THE EXERCISE: List every line in this data where the string "noise" occurs.

DATA FOR THE TASK:
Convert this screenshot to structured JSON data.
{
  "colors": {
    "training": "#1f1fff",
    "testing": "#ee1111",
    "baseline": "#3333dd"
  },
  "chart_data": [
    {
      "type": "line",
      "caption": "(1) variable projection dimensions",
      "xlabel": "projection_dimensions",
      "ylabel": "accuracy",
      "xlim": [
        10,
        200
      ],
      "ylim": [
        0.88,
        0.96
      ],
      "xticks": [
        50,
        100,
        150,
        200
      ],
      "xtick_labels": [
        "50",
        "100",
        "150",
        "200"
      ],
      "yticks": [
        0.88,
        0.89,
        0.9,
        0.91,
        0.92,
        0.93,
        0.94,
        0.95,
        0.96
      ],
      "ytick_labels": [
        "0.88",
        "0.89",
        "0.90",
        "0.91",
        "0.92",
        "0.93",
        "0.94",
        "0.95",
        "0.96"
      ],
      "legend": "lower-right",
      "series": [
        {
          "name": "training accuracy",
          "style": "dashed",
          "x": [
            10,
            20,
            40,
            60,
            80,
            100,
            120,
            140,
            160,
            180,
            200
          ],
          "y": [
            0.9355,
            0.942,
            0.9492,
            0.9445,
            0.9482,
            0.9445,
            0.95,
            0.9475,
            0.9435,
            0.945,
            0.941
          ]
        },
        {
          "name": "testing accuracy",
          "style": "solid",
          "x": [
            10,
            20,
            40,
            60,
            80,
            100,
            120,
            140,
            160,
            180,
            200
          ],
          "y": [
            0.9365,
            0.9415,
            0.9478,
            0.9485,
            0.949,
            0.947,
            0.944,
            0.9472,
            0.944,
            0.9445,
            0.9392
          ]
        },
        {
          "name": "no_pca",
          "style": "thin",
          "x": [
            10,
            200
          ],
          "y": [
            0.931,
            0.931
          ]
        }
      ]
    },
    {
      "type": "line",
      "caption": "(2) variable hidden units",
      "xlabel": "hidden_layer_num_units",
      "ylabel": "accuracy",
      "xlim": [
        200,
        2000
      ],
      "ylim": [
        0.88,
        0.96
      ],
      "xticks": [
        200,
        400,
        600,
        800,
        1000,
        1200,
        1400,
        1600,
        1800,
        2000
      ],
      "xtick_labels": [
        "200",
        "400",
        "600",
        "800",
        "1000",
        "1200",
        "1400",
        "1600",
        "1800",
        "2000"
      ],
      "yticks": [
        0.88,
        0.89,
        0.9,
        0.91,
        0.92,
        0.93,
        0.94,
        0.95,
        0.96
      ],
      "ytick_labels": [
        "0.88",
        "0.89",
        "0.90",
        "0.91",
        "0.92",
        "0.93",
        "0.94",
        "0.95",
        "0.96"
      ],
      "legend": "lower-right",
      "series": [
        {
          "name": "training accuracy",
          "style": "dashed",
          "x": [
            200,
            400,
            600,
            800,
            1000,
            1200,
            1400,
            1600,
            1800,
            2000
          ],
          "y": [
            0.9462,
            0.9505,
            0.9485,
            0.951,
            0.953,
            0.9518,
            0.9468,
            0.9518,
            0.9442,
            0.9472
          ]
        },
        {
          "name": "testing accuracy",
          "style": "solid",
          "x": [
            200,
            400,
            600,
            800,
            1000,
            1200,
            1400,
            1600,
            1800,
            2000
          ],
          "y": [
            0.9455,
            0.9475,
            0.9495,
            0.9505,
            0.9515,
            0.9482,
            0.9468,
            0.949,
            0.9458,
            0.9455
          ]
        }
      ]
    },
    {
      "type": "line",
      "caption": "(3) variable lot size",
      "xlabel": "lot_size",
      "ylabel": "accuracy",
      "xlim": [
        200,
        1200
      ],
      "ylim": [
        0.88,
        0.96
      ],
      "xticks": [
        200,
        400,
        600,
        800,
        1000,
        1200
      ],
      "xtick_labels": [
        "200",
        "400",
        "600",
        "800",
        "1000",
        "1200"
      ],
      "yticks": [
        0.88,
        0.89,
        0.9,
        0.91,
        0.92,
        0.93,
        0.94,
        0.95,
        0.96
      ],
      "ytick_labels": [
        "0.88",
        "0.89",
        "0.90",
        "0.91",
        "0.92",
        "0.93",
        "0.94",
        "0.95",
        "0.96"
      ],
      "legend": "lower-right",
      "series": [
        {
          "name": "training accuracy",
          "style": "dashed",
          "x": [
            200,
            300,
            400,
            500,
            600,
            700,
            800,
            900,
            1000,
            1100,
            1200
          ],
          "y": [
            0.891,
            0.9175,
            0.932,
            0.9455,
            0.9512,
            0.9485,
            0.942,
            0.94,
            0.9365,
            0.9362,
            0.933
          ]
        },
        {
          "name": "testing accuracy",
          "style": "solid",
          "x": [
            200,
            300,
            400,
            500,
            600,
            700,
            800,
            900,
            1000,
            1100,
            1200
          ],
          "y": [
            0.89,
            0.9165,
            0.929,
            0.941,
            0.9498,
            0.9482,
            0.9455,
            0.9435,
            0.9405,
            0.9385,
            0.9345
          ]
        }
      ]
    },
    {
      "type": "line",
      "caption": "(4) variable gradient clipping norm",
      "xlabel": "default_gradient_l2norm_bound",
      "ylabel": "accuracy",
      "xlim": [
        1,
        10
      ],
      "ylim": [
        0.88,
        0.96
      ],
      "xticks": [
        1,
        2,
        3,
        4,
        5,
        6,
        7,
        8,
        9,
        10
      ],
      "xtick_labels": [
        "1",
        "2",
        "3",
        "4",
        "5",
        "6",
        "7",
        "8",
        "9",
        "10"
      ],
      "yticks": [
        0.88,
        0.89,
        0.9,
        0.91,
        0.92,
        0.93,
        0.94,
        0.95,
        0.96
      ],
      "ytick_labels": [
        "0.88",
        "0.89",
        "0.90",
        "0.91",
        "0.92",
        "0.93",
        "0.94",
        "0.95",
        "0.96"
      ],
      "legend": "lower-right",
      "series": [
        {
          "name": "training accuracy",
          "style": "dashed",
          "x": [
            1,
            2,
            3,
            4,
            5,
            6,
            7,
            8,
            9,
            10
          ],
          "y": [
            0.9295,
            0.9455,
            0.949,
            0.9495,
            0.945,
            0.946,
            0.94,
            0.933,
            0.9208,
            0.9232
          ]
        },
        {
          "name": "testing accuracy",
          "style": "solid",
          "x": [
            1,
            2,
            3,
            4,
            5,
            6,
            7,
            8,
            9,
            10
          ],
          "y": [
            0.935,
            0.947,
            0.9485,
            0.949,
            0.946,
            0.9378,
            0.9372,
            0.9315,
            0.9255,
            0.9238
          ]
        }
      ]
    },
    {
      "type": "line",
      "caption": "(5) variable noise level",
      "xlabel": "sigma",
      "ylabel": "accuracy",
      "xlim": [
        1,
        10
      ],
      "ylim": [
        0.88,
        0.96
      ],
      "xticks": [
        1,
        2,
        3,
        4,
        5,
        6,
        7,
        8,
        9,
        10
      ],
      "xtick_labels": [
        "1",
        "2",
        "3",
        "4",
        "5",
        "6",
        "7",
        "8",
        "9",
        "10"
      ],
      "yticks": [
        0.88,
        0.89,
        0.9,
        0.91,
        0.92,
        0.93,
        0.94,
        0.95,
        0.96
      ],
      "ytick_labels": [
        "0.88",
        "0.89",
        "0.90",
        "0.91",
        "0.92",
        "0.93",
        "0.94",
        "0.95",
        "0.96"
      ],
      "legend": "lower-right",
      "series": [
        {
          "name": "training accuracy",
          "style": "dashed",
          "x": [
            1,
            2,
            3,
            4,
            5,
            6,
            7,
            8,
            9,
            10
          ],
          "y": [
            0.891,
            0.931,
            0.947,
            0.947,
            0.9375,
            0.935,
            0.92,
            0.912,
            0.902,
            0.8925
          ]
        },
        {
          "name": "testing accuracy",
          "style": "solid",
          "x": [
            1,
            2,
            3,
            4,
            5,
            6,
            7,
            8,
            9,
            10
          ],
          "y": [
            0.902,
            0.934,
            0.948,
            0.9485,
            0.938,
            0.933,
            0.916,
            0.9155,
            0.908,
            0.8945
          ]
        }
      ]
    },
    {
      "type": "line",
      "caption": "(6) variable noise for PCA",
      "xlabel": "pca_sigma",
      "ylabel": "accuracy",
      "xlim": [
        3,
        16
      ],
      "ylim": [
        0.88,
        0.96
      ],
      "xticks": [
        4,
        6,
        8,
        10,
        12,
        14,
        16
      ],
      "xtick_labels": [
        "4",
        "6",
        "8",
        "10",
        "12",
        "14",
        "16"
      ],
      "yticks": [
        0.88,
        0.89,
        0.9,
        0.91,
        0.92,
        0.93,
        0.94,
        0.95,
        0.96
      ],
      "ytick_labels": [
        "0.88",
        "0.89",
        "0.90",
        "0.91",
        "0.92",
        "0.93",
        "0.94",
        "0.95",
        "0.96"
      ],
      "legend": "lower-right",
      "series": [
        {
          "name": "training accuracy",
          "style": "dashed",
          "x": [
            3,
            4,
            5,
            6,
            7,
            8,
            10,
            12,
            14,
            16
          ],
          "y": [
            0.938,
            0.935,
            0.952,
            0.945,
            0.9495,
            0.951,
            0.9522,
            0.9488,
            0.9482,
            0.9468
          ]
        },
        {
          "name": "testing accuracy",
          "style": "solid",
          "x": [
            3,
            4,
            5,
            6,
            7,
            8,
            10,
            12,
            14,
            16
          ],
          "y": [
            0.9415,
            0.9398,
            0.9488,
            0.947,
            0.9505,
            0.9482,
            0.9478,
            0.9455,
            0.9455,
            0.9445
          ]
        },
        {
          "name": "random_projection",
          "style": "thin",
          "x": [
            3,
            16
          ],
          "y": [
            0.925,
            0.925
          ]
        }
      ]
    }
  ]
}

REPLY TO THE EXERCISE:
      "caption": "(5) variable noise level",
      "caption": "(6) variable noise for PCA",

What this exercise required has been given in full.